## REQUEST
Check each line of the material below for "возникновения". Report how many have it, with no other words.

## DATA LISTING
──────────────────────────────

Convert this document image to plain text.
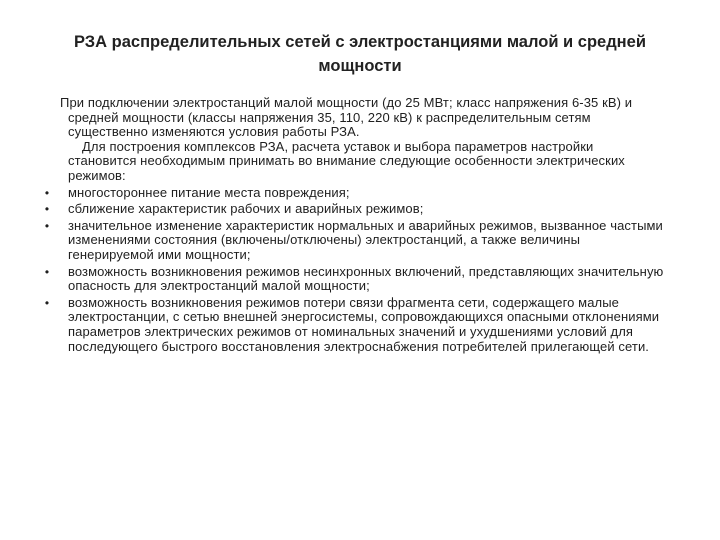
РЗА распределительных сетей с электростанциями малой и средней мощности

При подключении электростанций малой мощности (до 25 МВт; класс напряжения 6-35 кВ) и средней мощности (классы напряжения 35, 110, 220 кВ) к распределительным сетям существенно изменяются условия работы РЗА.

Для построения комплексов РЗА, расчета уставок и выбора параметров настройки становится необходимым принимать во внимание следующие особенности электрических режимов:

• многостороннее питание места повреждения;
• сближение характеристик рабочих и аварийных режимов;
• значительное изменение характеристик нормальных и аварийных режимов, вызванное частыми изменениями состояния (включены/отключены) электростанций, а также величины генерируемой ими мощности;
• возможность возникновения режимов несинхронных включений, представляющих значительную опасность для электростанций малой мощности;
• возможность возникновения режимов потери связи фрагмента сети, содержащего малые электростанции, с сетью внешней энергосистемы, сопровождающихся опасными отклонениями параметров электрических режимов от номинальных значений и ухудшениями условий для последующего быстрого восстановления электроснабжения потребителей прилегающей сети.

──────────────────────────────

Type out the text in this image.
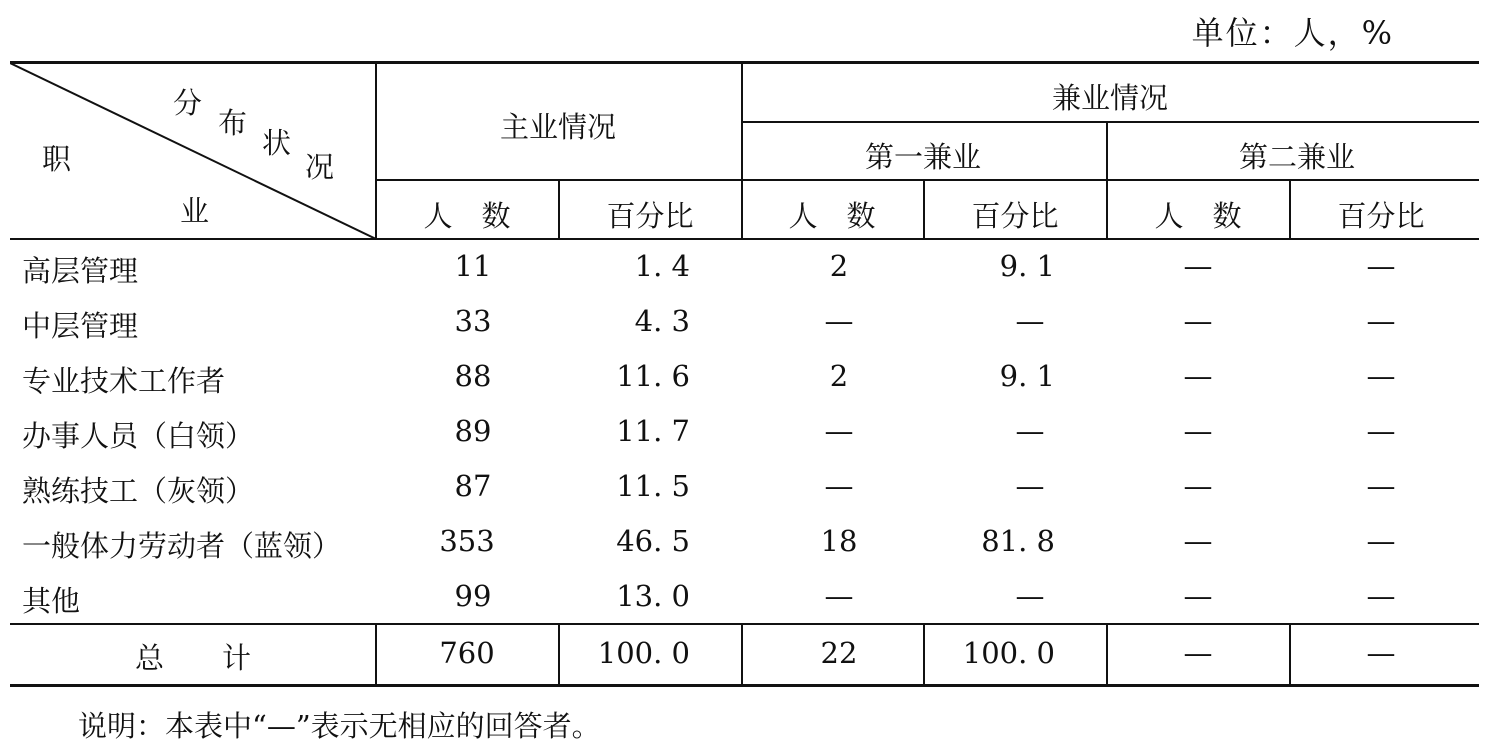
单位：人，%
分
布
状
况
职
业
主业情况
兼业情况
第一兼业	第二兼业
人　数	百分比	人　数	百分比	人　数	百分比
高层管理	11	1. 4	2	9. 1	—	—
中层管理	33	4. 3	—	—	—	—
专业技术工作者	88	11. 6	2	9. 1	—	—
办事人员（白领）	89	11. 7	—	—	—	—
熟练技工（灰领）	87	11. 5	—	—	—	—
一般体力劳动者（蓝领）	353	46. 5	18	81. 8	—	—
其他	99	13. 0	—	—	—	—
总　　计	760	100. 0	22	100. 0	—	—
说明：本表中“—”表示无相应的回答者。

──────────────────────────────

## ANSWER IN FULL
2